# Input material start

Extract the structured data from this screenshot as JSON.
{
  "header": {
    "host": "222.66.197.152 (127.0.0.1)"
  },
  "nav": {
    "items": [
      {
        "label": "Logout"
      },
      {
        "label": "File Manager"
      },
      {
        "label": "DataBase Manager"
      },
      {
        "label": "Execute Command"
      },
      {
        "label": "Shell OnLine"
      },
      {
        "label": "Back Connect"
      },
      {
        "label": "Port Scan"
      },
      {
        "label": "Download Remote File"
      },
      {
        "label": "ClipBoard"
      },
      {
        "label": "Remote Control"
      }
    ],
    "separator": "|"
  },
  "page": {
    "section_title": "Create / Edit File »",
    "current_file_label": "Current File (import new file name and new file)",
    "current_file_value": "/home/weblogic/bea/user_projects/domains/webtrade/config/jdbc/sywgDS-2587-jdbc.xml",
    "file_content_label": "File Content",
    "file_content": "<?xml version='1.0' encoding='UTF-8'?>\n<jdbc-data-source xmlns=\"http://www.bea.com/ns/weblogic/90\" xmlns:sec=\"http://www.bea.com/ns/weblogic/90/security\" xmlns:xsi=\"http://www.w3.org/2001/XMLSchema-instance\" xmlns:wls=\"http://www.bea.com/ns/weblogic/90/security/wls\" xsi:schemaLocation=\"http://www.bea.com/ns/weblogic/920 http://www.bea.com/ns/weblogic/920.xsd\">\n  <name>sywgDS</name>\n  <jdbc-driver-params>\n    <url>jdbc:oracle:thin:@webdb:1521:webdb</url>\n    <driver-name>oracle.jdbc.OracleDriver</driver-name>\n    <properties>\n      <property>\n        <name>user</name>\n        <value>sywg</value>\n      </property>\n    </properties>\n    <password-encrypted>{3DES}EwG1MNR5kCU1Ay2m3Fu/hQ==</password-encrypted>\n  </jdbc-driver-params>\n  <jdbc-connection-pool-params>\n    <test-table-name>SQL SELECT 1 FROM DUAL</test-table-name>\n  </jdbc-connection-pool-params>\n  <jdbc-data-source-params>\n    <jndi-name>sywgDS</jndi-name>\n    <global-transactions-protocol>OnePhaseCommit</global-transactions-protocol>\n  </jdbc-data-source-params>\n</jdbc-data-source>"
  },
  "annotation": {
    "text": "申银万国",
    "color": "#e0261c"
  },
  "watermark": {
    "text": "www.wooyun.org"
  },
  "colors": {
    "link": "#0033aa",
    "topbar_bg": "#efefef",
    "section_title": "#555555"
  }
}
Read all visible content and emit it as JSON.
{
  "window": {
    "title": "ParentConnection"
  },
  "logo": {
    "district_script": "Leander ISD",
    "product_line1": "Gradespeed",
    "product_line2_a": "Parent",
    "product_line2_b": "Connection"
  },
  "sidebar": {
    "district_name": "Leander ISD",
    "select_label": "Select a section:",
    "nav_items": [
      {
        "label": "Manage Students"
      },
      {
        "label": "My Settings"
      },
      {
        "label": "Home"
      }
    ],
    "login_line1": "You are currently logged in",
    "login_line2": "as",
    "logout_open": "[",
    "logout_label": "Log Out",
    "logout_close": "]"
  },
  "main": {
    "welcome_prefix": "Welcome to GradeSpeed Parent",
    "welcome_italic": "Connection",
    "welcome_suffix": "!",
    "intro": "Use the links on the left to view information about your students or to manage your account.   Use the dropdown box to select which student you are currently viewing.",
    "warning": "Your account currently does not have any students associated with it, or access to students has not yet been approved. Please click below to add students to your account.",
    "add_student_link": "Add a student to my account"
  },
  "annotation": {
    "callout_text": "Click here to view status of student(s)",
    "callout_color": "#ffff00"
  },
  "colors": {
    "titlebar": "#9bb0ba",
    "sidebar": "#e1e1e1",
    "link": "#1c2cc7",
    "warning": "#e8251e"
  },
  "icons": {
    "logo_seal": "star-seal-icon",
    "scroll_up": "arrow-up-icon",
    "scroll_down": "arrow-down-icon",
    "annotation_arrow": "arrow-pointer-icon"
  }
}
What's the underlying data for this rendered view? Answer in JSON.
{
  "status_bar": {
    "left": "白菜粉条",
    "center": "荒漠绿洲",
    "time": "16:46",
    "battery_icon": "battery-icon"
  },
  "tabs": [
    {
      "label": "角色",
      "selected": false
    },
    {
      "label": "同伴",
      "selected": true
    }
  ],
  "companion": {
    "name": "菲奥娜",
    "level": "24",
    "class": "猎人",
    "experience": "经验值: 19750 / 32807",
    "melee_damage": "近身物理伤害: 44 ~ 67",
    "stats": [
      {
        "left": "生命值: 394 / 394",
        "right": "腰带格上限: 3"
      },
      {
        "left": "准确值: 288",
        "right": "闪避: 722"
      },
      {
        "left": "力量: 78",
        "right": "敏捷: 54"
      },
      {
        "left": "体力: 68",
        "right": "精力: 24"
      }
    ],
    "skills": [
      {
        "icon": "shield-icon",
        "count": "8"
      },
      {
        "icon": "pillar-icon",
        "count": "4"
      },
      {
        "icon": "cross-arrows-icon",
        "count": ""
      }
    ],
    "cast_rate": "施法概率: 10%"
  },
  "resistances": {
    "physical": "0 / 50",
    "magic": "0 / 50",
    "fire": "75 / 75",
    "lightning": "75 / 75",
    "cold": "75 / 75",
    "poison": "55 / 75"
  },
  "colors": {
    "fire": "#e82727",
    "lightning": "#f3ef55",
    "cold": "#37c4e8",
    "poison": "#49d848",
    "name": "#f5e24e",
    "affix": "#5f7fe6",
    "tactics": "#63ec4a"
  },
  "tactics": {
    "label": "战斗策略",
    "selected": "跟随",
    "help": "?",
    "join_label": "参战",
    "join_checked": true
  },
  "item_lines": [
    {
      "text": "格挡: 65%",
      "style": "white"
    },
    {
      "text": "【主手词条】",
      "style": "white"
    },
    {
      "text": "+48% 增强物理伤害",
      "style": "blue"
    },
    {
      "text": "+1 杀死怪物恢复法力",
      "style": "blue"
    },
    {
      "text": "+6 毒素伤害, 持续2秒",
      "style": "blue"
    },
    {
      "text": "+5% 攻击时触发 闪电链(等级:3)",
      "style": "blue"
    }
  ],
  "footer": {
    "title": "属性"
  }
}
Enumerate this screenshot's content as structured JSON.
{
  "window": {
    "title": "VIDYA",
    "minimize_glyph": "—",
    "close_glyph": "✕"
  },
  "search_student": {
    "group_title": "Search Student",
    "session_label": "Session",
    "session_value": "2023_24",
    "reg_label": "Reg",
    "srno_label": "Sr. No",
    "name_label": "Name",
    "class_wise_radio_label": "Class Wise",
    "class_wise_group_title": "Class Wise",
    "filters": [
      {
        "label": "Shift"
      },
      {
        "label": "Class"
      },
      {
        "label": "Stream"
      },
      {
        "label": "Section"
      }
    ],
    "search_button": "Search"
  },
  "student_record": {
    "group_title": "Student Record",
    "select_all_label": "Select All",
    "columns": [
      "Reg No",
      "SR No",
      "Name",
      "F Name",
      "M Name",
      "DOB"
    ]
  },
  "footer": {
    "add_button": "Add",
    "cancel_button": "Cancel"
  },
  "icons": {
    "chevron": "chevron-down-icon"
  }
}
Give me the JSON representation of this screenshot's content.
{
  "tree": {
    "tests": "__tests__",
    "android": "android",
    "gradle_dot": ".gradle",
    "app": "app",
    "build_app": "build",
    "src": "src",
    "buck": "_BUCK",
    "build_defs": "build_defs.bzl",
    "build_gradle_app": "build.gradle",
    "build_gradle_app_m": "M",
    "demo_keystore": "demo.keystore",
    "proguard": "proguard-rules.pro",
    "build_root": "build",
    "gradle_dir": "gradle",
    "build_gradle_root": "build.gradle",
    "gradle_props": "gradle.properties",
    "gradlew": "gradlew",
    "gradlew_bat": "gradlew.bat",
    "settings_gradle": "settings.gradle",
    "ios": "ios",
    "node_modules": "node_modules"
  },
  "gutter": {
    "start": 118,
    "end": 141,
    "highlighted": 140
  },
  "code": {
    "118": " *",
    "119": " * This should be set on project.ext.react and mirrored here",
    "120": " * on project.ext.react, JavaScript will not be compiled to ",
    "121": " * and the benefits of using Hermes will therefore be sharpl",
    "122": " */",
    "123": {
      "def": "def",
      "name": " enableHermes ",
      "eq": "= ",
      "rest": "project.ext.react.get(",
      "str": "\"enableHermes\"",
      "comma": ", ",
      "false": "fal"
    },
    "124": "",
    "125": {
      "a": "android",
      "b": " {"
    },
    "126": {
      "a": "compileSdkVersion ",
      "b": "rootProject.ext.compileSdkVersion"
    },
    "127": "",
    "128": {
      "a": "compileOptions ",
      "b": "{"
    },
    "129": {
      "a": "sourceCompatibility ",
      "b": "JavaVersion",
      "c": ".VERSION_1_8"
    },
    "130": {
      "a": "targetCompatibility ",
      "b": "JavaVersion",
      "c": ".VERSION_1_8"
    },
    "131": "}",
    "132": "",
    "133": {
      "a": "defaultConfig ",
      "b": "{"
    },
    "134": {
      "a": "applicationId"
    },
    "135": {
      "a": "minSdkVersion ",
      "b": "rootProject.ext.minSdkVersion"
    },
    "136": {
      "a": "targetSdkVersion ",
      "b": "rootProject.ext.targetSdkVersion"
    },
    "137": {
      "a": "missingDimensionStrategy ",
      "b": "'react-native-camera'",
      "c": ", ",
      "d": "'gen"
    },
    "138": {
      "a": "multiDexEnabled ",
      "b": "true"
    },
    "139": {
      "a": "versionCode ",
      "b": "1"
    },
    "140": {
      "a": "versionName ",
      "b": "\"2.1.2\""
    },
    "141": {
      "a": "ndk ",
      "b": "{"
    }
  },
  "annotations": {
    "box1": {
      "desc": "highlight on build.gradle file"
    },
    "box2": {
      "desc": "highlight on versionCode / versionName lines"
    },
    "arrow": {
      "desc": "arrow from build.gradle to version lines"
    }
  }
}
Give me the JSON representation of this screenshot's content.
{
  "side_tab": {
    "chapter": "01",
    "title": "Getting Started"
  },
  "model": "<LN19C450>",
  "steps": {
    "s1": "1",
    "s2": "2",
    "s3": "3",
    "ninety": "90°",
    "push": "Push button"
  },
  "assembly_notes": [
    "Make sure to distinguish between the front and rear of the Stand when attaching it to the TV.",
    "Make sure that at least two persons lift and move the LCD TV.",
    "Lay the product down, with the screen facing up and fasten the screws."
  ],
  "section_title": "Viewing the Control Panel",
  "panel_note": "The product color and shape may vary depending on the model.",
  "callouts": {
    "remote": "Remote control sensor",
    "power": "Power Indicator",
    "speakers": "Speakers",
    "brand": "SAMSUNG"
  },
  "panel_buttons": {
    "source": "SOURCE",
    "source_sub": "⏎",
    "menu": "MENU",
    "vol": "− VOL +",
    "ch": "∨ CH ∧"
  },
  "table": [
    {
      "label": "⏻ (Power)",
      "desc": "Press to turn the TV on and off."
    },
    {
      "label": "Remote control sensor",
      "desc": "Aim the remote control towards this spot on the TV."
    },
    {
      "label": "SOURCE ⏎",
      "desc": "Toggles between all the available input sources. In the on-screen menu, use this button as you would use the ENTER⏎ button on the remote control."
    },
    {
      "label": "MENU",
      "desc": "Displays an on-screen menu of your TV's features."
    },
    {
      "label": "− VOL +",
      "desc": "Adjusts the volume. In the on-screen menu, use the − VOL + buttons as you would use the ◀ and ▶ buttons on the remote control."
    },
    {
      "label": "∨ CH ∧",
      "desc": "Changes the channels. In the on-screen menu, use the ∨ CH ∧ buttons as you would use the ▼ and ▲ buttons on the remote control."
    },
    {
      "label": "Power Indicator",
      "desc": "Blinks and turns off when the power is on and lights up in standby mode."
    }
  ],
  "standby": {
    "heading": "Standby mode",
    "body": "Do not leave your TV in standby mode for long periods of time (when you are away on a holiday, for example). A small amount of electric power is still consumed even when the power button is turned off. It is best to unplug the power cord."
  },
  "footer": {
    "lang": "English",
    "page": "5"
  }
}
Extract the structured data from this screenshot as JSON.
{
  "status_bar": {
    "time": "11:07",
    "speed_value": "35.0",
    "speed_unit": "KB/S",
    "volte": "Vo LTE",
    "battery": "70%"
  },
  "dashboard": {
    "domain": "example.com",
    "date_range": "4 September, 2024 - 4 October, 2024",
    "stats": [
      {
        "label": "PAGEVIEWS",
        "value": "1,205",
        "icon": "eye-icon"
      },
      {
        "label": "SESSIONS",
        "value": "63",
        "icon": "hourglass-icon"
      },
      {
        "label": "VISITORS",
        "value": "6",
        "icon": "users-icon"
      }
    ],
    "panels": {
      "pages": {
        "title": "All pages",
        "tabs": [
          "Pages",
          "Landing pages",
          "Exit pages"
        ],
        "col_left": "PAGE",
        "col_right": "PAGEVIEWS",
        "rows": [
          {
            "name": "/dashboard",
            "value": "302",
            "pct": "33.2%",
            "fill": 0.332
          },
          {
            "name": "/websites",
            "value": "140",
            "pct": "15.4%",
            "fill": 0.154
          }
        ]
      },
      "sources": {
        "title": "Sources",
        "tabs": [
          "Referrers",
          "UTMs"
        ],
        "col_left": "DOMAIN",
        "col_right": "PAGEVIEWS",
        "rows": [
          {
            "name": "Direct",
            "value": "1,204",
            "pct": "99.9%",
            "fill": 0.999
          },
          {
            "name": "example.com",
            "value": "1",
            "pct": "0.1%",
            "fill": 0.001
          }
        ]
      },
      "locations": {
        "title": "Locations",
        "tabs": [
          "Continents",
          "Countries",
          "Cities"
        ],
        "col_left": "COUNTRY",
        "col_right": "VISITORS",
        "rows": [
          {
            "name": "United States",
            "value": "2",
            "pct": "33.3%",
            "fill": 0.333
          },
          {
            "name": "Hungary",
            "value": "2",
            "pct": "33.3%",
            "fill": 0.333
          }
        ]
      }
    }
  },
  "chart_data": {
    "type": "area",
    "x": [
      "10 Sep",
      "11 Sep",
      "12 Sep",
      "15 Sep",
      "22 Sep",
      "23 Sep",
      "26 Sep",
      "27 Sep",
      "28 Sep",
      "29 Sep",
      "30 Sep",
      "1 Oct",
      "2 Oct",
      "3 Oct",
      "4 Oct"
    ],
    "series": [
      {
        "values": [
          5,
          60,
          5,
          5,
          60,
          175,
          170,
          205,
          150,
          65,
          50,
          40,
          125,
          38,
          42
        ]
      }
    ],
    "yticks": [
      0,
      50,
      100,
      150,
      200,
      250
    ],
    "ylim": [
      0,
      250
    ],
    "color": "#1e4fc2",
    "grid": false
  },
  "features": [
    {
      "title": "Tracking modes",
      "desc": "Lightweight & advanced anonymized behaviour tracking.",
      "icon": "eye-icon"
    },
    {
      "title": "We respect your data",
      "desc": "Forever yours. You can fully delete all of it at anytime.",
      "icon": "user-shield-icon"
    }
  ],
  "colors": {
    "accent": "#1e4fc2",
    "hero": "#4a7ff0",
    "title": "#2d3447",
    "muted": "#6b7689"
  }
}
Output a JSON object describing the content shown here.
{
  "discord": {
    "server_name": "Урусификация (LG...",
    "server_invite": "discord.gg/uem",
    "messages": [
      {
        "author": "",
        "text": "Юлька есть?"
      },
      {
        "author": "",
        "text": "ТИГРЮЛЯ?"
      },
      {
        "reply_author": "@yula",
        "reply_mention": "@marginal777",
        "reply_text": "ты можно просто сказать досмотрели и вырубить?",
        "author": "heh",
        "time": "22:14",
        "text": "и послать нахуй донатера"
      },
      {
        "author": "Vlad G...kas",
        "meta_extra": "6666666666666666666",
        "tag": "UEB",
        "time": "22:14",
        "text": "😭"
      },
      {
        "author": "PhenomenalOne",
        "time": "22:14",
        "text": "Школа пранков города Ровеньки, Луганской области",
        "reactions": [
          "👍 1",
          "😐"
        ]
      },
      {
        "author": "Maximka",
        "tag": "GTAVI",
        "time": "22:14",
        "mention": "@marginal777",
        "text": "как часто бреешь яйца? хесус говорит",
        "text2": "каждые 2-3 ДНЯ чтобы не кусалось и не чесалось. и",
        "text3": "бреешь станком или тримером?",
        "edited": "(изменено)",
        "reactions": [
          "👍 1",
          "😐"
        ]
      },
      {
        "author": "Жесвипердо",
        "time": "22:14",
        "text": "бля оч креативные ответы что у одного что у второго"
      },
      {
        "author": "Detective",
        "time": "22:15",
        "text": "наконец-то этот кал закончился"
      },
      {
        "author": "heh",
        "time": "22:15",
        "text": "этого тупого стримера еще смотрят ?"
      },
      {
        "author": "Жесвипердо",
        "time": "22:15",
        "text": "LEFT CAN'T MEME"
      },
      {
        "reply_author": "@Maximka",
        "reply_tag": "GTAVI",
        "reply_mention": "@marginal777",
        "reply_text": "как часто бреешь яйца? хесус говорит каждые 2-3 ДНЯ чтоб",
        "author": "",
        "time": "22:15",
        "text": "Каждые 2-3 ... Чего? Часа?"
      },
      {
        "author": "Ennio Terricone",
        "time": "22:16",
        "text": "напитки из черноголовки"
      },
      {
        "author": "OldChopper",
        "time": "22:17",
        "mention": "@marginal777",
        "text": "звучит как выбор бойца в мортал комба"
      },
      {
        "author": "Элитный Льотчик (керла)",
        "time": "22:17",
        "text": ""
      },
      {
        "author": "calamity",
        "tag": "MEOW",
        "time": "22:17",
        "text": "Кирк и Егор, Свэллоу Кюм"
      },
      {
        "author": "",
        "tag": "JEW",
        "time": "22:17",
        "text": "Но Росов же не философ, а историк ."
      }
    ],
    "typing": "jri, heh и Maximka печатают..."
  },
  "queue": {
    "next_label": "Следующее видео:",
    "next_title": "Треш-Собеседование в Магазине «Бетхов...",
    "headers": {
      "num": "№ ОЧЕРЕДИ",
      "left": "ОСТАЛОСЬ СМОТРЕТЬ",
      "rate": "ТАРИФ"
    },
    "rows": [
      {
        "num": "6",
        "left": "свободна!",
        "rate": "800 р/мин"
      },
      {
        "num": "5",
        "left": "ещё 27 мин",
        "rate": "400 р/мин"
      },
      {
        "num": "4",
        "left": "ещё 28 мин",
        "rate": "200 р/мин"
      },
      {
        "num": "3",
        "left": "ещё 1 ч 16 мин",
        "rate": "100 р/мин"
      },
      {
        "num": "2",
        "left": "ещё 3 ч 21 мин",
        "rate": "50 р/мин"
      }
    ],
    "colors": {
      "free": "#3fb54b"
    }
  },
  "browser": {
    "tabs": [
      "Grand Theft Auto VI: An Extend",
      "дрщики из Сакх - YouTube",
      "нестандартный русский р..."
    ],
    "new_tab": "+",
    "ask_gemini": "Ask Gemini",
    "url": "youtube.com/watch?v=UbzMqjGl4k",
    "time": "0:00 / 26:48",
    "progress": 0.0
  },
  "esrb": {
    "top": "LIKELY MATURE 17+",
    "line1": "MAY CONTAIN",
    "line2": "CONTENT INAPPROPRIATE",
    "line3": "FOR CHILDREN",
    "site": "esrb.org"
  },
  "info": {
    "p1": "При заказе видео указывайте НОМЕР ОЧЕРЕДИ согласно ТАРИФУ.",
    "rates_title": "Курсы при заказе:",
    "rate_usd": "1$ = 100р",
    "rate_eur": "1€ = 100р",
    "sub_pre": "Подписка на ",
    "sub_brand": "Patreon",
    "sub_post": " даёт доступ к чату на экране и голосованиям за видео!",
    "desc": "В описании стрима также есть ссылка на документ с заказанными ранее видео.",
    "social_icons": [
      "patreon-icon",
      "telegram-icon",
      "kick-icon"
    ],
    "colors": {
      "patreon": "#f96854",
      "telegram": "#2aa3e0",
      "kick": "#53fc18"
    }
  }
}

# Input material end

Your objective
In the records above, find each line holding "Make" and copy it.

Task output
    "Make sure to distinguish between the front and rear of the Stand when attaching it to the TV.",
    "Make sure that at least two persons lift and move the LCD TV.",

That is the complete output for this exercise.